** Start of INFORMATION SHOWN **

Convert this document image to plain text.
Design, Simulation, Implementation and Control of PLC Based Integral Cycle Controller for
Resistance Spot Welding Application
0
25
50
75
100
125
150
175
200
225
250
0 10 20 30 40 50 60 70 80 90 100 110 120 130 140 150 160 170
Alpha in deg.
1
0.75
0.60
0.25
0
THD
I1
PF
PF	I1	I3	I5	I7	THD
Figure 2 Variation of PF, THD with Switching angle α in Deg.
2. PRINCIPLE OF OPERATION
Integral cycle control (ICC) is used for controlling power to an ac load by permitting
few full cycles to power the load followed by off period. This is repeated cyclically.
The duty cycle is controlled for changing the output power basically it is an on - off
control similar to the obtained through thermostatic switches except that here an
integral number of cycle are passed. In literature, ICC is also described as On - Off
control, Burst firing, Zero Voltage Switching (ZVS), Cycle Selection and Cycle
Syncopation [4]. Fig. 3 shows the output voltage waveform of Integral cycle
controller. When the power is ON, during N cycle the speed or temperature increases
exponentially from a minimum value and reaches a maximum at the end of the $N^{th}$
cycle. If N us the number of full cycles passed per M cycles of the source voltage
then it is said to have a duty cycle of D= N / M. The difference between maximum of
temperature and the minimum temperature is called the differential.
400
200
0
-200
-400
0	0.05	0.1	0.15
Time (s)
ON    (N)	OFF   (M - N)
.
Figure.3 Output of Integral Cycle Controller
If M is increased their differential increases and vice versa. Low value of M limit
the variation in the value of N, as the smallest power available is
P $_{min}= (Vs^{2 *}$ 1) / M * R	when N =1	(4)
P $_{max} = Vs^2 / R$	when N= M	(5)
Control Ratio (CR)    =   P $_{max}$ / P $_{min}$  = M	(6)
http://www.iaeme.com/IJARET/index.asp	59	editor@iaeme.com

** End of INFORMATION SHOWN **
** Start of INFORMATION SHOWN **

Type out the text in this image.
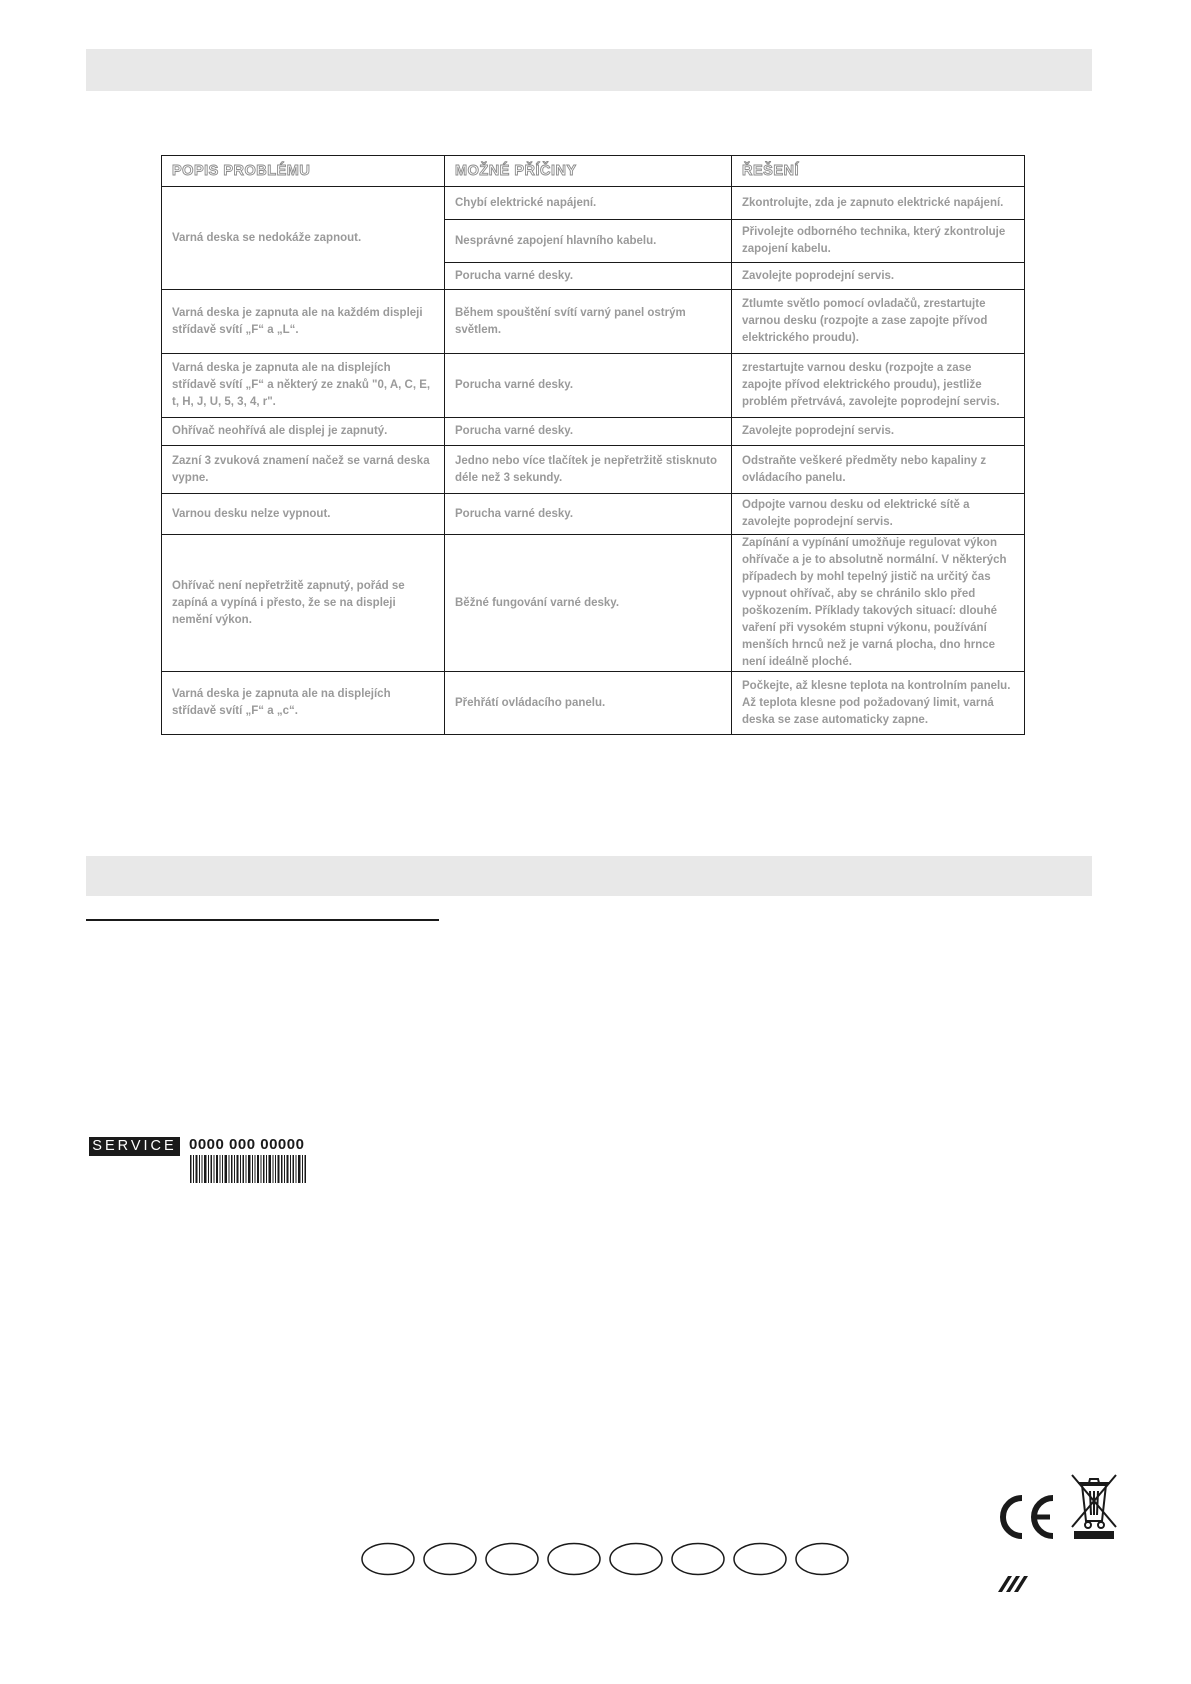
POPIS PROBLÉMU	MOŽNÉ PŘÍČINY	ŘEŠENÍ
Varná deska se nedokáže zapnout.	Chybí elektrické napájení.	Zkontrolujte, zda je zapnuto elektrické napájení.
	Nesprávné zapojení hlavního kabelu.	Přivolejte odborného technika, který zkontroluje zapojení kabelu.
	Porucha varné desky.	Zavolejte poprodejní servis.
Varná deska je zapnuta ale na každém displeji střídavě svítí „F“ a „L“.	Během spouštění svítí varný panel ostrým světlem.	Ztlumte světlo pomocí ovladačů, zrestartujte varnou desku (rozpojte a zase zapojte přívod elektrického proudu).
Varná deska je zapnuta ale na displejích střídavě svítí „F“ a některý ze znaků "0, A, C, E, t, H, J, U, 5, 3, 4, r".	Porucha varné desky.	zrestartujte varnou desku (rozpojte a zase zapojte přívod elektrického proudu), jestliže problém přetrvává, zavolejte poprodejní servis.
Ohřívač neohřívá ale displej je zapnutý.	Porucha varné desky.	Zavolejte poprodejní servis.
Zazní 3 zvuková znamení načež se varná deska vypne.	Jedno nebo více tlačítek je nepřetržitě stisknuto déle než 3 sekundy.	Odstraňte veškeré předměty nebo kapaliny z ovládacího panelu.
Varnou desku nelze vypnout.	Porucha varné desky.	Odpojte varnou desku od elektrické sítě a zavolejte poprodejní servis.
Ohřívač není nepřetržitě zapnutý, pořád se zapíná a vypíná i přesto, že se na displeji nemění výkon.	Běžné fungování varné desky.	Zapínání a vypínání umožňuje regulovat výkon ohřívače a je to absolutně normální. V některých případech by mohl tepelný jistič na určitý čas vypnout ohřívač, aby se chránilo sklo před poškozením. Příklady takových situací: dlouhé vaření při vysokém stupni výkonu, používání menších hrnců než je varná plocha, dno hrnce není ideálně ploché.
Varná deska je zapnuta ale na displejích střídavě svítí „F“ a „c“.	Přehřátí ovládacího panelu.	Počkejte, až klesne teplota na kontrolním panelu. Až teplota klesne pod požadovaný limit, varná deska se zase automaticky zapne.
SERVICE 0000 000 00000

** End of INFORMATION SHOWN **

• DIRECTIONS:
Your task is to gather every line with the word "ovládacího" and copy it.

• COMPLETED TASK:
Zazní 3 zvuková znamení načež se varná deska vypne.	Jedno nebo více tlačítek je nepřetržitě stisknuto déle než 3 sekundy.	Odstraňte veškeré předměty nebo kapaliny z ovládacího panelu.
Varná deska je zapnuta ale na displejích střídavě svítí „F“ a „c“.	Přehřátí ovládacího panelu.	Počkejte, až klesne teplota na kontrolním panelu. Až teplota klesne pod požadovaný limit, varná deska se zase automaticky zapne.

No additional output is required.